*Exercise directions*:
Using the SSD copy-speed text below, state whether each statement agrees with it. Answer yes or no, and quote the text's deciding words exactly. 1. The system holds three NVMe SSDs, one of which sits on the extension card. 2. WiFi is switched on. 3. Copying the big document tree runs at about 1.3GB/s.

— START OF Text —

I am using a Laptop 16 with the Dual M.2 extension card Under Ubuntu Desktop 22.04.1
So I have 3 nVME SSDs in the system, the 2 WD on the motherboard and 1 Lexar NM790 2TB on the extension card.
I am using my laptop as a desktop, meaning the cover is closed, AC is always on, using external screen (HDMI via laptop port).
Other devices connected are keyboard, mouse, webcam, bar code scanner and infra-red sound remote control; all via a USB (via USB-A laptop port) Dell docking station.
Last is an external 2.5Gb/s RJ45 network interface via laptop USB-C port.
WIFI and Bluetooth are off.
When I benchmark each SSD individually, results comply with SSD specs (between 5000 and 7000 MB/s for sequential load).
The problem is that transferring big ISO files (close to sequential load) from any SSD to any other one (so being on motherboard or on extension card) is limited to a deceptive 1.3GB/s !
Copying my big “Document” tree (close to random small files load), the speed is around 650MB/s (half the speed for random small files looking normal to me).
For copying big ISO files, I was expecting to see something between 4 and 5GB/s as transfer speed.
Is that normal or is there something wrong somewhere ?
You may be running into a similar issue I ran into with my usb4 ssd, benchmarks usually are multi threaded, single threaded coppy can’t saturate the ssd anywhere near as well. Sequential single threaded dd maxed out at a bit under 2GB/s which led me down a whole rabbit hole before I figured out that a multi threaded benchmark saturated the full usb4 link just fine.

— END OF Text —
— START OF Provided material —

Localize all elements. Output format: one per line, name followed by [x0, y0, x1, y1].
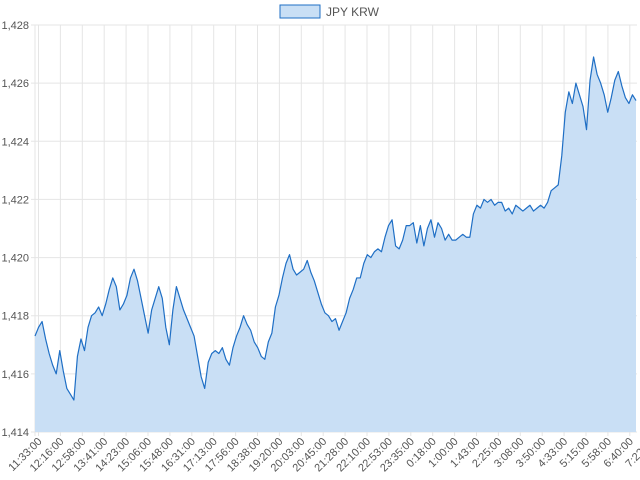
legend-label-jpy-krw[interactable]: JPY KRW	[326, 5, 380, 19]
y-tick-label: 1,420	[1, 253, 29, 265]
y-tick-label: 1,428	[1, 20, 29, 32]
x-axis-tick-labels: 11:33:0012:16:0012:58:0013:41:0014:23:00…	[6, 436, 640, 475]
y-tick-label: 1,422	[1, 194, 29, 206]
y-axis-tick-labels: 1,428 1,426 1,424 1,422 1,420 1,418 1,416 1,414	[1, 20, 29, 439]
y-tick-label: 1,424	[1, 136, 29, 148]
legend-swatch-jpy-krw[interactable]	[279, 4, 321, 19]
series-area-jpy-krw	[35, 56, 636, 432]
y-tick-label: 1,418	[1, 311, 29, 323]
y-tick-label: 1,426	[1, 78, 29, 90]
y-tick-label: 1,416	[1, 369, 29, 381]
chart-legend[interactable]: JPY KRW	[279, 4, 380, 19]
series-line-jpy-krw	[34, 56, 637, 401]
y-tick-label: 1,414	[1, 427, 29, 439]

— END OF Provided material —

*Written response*:
1. Yes: "So I have 3 nVME SSDs in the system, the 2 WD on the motherboard and 1 Lexar NM790 2TB on the extension card."
2. No: "WIFI and Bluetooth are off."
3. No: "the speed is around 650MB/s"